Records to use:

----

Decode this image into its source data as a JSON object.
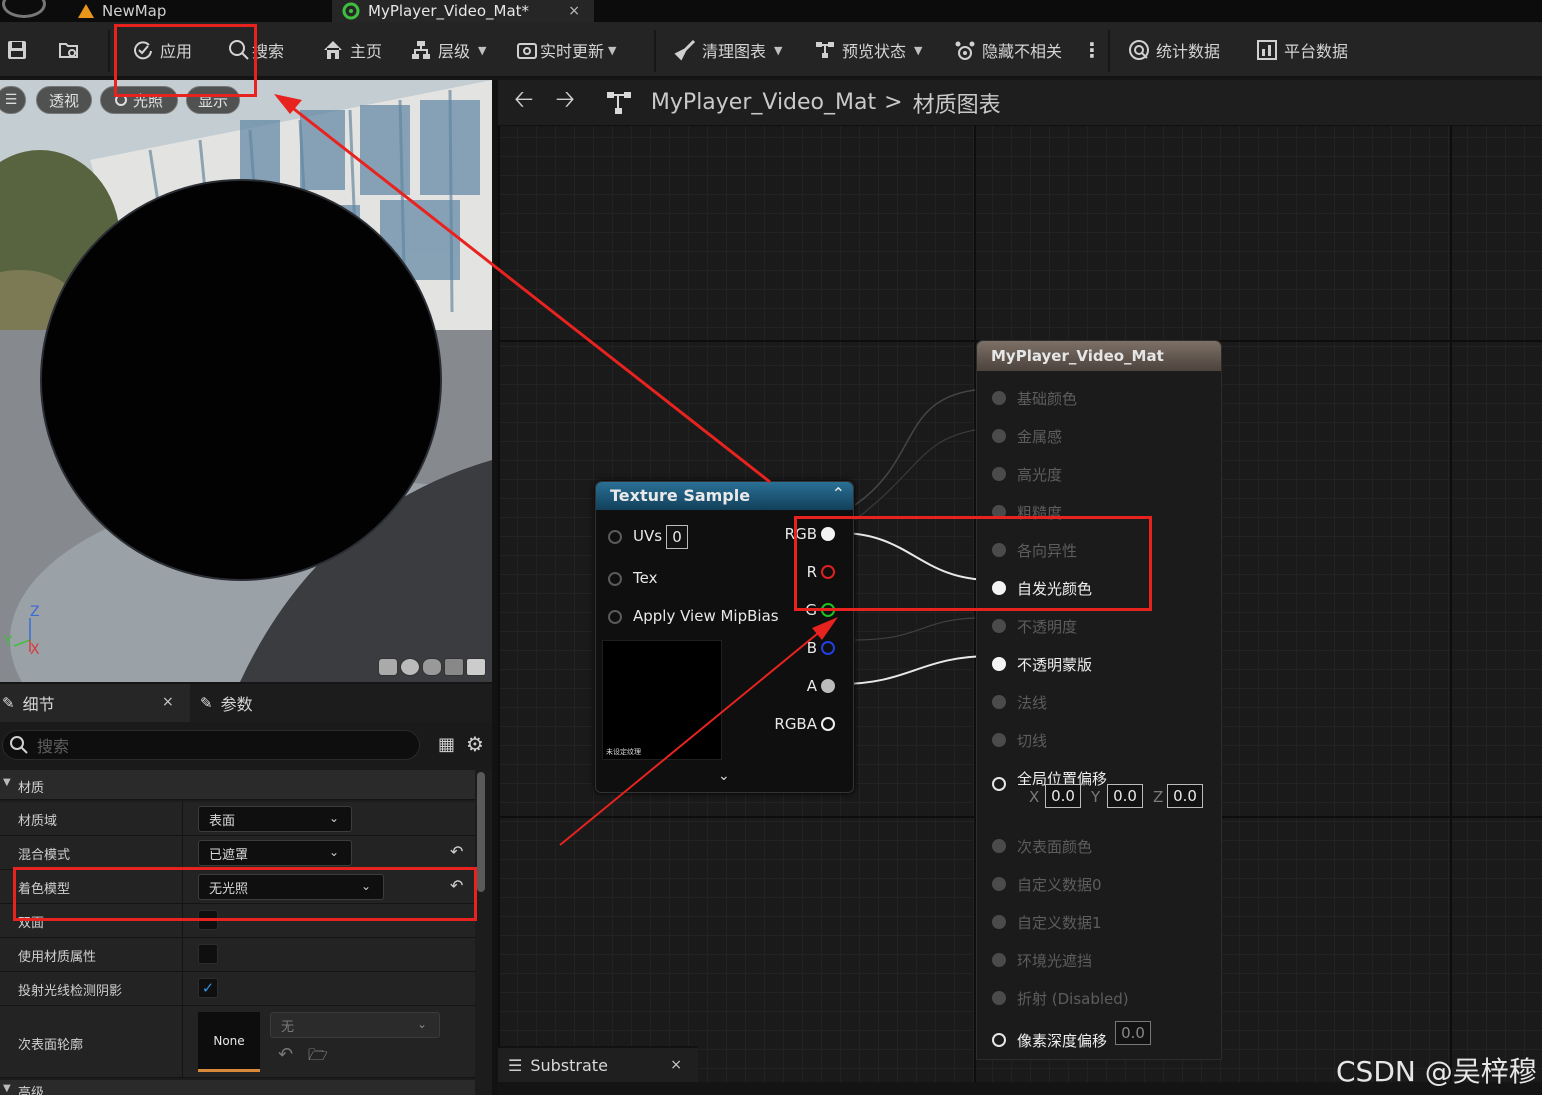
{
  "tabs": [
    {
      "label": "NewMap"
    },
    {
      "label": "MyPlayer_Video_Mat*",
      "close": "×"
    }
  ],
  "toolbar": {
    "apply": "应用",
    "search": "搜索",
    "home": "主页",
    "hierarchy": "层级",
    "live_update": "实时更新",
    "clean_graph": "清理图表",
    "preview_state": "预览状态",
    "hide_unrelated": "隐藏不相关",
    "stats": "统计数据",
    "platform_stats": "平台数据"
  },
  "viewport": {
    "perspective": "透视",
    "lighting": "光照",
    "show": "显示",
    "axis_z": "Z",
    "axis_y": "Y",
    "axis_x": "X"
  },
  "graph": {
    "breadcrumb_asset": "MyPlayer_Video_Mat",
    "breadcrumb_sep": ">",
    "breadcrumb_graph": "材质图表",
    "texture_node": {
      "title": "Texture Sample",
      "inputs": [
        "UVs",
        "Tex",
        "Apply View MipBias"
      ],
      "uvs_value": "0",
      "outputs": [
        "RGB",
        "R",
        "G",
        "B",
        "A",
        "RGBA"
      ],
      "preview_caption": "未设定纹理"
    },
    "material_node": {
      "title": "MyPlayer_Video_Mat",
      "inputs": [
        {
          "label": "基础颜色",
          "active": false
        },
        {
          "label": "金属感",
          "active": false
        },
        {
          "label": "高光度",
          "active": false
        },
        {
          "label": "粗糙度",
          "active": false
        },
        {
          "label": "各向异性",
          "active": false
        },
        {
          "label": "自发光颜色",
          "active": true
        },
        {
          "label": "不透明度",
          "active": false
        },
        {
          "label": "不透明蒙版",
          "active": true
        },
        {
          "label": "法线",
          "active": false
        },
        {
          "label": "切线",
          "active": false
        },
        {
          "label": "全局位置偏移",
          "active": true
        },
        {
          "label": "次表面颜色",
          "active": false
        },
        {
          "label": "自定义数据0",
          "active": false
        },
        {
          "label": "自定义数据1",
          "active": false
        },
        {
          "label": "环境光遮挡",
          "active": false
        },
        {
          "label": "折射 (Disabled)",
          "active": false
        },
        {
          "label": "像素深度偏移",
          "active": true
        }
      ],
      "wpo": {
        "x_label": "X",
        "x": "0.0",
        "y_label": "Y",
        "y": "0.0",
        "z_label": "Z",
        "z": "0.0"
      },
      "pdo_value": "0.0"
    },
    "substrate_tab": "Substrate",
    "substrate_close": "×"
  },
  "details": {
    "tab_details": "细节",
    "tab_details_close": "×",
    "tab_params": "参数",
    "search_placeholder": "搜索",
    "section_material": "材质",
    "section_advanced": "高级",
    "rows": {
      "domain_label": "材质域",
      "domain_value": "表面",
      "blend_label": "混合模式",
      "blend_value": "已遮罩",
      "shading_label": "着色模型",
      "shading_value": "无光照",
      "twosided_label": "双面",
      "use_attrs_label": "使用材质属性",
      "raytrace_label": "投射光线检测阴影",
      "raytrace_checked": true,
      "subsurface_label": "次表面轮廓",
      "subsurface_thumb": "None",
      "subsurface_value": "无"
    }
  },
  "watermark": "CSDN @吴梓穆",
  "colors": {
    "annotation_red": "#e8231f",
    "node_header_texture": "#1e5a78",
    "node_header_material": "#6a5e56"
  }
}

----

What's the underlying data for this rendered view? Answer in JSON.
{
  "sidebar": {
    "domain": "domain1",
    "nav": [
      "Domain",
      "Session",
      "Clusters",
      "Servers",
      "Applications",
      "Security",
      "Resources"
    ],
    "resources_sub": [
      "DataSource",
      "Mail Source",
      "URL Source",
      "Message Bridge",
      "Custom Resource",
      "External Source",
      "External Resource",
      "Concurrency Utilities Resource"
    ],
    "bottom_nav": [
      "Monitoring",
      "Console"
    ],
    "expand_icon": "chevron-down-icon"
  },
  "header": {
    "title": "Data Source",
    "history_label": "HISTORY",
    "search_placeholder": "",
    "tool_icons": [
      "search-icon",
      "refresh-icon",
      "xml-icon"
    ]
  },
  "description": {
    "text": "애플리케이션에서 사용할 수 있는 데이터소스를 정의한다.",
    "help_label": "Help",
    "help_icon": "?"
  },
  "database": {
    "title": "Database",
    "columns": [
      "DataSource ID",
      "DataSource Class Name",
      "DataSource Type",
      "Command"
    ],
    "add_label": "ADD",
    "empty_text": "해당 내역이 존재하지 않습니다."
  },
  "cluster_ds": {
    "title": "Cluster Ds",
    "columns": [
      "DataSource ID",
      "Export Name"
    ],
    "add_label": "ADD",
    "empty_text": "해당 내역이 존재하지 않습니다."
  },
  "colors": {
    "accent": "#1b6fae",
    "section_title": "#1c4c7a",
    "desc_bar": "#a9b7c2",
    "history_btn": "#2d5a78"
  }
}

----

Written instruction: Find each line in the records holding the string "External" and show it.

Expected answer:
      "External Source",
      "External Resource",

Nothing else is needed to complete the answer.